WHAT NEEDS TO BE DONE:
Copy out all the records exactly.

DATA EXCERPTS:
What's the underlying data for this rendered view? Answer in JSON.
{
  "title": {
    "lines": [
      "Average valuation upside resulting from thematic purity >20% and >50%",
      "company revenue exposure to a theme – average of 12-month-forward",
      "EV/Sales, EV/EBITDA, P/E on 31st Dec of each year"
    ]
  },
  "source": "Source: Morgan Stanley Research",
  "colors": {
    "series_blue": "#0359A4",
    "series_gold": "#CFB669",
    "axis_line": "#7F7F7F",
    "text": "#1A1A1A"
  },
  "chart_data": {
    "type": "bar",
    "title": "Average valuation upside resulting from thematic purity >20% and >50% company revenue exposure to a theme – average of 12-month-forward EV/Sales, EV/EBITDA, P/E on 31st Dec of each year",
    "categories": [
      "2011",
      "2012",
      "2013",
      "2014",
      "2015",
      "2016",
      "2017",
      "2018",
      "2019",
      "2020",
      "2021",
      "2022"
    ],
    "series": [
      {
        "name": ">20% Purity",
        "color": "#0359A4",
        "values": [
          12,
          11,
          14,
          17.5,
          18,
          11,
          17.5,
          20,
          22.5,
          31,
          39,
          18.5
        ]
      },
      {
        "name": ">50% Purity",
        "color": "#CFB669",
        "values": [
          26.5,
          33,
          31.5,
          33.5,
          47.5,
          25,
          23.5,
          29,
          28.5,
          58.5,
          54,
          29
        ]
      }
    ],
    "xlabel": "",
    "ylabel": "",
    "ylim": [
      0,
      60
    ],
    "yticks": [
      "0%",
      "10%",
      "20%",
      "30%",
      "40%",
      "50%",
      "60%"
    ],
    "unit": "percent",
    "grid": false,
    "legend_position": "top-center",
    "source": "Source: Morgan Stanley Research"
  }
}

THE RESULT:
What's the underlying data for this rendered view? Answer in JSON.
{
  "title": {
    "lines": [
      "Average valuation upside resulting from thematic purity >20% and >50%",
      "company revenue exposure to a theme – average of 12-month-forward",
      "EV/Sales, EV/EBITDA, P/E on 31st Dec of each year"
    ]
  },
  "source": "Source: Morgan Stanley Research",
  "colors": {
    "series_blue": "#0359A4",
    "series_gold": "#CFB669",
    "axis_line": "#7F7F7F",
    "text": "#1A1A1A"
  },
  "chart_data": {
    "type": "bar",
    "title": "Average valuation upside resulting from thematic purity >20% and >50% company revenue exposure to a theme – average of 12-month-forward EV/Sales, EV/EBITDA, P/E on 31st Dec of each year",
    "categories": [
      "2011",
      "2012",
      "2013",
      "2014",
      "2015",
      "2016",
      "2017",
      "2018",
      "2019",
      "2020",
      "2021",
      "2022"
    ],
    "series": [
      {
        "name": ">20% Purity",
        "color": "#0359A4",
        "values": [
          12,
          11,
          14,
          17.5,
          18,
          11,
          17.5,
          20,
          22.5,
          31,
          39,
          18.5
        ]
      },
      {
        "name": ">50% Purity",
        "color": "#CFB669",
        "values": [
          26.5,
          33,
          31.5,
          33.5,
          47.5,
          25,
          23.5,
          29,
          28.5,
          58.5,
          54,
          29
        ]
      }
    ],
    "xlabel": "",
    "ylabel": "",
    "ylim": [
      0,
      60
    ],
    "yticks": [
      "0%",
      "10%",
      "20%",
      "30%",
      "40%",
      "50%",
      "60%"
    ],
    "unit": "percent",
    "grid": false,
    "legend_position": "top-center",
    "source": "Source: Morgan Stanley Research"
  }
}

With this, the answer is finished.